■ **EXERCISE REQUIREMENTS**:
Using the listing below, report all lines holding the word "aliis".

■ **Stored entries**:
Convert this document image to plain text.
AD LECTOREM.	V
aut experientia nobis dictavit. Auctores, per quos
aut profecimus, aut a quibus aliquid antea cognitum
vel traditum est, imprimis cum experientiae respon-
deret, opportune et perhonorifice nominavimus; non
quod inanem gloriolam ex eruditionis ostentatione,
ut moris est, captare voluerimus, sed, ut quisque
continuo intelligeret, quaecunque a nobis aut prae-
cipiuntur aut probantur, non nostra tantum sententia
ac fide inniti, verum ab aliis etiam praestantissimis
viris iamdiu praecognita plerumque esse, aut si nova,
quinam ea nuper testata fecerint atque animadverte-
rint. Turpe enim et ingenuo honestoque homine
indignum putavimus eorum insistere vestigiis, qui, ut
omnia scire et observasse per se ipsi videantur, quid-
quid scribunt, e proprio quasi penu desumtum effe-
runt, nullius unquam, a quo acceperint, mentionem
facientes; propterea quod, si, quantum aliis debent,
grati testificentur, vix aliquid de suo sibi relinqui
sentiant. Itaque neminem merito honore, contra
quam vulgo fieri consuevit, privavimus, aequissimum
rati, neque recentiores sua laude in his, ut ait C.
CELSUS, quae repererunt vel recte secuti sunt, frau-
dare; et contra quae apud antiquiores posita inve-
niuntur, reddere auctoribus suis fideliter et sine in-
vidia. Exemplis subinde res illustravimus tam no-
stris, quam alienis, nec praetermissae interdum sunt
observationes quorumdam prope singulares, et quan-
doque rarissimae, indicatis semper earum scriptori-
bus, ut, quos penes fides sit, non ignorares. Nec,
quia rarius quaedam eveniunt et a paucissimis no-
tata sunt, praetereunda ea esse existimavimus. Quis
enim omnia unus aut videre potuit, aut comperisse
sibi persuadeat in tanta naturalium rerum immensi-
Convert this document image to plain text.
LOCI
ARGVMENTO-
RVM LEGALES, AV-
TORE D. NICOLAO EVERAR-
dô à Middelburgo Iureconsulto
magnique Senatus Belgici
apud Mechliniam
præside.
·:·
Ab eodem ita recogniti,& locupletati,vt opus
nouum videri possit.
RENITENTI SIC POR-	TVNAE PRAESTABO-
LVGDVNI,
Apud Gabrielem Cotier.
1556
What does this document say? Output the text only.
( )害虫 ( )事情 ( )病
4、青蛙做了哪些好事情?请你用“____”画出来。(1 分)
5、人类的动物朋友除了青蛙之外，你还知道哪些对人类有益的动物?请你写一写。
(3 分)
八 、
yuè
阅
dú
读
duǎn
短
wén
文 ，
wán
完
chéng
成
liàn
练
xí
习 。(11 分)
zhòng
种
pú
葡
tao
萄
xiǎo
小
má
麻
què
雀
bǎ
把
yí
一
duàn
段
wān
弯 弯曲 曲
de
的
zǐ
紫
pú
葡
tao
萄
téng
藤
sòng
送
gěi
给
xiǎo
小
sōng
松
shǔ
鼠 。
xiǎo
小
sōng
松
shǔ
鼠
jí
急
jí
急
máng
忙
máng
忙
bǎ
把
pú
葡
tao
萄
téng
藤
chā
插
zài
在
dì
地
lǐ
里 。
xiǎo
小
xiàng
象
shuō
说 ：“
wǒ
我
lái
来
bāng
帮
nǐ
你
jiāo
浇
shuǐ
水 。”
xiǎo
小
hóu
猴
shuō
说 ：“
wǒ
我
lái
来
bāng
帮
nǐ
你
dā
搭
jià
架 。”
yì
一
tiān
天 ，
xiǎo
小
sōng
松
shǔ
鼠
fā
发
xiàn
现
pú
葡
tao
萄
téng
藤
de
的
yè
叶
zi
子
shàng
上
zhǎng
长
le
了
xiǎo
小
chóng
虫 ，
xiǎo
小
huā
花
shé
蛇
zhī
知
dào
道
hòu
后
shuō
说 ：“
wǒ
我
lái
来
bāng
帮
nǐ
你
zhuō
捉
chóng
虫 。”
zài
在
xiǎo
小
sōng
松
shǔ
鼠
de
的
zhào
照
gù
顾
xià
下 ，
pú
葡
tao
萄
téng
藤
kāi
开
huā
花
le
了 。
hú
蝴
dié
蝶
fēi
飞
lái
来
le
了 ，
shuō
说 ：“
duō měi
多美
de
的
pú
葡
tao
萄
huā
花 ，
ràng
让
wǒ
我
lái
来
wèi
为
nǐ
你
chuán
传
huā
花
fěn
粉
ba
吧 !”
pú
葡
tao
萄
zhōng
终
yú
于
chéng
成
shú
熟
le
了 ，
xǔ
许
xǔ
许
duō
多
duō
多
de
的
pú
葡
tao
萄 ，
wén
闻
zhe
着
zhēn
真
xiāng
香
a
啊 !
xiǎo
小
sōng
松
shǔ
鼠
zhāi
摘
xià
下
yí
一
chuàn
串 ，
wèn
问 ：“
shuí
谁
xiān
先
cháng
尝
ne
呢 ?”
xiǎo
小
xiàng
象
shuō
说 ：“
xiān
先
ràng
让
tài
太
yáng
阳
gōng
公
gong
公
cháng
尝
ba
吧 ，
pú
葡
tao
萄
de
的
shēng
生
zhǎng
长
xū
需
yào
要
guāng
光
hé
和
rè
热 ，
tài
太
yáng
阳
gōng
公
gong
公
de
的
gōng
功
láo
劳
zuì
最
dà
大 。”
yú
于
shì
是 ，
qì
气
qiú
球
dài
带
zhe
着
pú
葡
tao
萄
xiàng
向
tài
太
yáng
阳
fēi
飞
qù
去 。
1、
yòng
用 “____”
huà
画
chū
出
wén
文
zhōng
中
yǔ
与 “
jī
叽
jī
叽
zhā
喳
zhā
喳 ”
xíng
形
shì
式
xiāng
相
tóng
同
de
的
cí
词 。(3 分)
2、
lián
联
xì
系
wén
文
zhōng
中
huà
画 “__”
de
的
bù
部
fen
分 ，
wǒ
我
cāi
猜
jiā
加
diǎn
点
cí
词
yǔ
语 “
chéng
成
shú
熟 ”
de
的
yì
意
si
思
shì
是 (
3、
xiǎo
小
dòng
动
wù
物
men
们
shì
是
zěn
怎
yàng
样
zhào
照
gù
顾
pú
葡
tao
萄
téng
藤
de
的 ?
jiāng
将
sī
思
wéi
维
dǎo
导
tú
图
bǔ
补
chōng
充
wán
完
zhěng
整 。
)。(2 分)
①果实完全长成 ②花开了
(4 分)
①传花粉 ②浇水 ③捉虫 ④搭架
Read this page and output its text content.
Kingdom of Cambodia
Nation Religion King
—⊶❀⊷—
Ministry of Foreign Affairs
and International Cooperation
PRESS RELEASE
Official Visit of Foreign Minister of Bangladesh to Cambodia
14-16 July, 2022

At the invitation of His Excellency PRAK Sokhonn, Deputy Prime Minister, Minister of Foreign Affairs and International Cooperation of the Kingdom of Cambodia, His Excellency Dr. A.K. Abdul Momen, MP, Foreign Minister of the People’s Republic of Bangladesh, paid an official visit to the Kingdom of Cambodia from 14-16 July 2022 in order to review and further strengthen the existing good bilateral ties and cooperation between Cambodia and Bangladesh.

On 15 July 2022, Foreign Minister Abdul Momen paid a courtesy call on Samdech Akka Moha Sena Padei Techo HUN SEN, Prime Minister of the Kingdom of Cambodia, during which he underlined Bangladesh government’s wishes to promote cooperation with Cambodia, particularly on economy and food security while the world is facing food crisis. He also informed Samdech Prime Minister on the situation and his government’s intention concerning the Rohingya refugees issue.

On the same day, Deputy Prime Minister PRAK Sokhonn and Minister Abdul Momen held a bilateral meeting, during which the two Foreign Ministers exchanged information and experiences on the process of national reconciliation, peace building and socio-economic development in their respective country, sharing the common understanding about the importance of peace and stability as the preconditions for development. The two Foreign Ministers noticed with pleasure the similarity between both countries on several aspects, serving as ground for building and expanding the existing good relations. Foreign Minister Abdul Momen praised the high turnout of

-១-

■ **COMPLETED EXERCISE**:
ac fide inniti, verum ab aliis etiam praestantissimis
facientes; propterea quod, si, quantum aliis debent,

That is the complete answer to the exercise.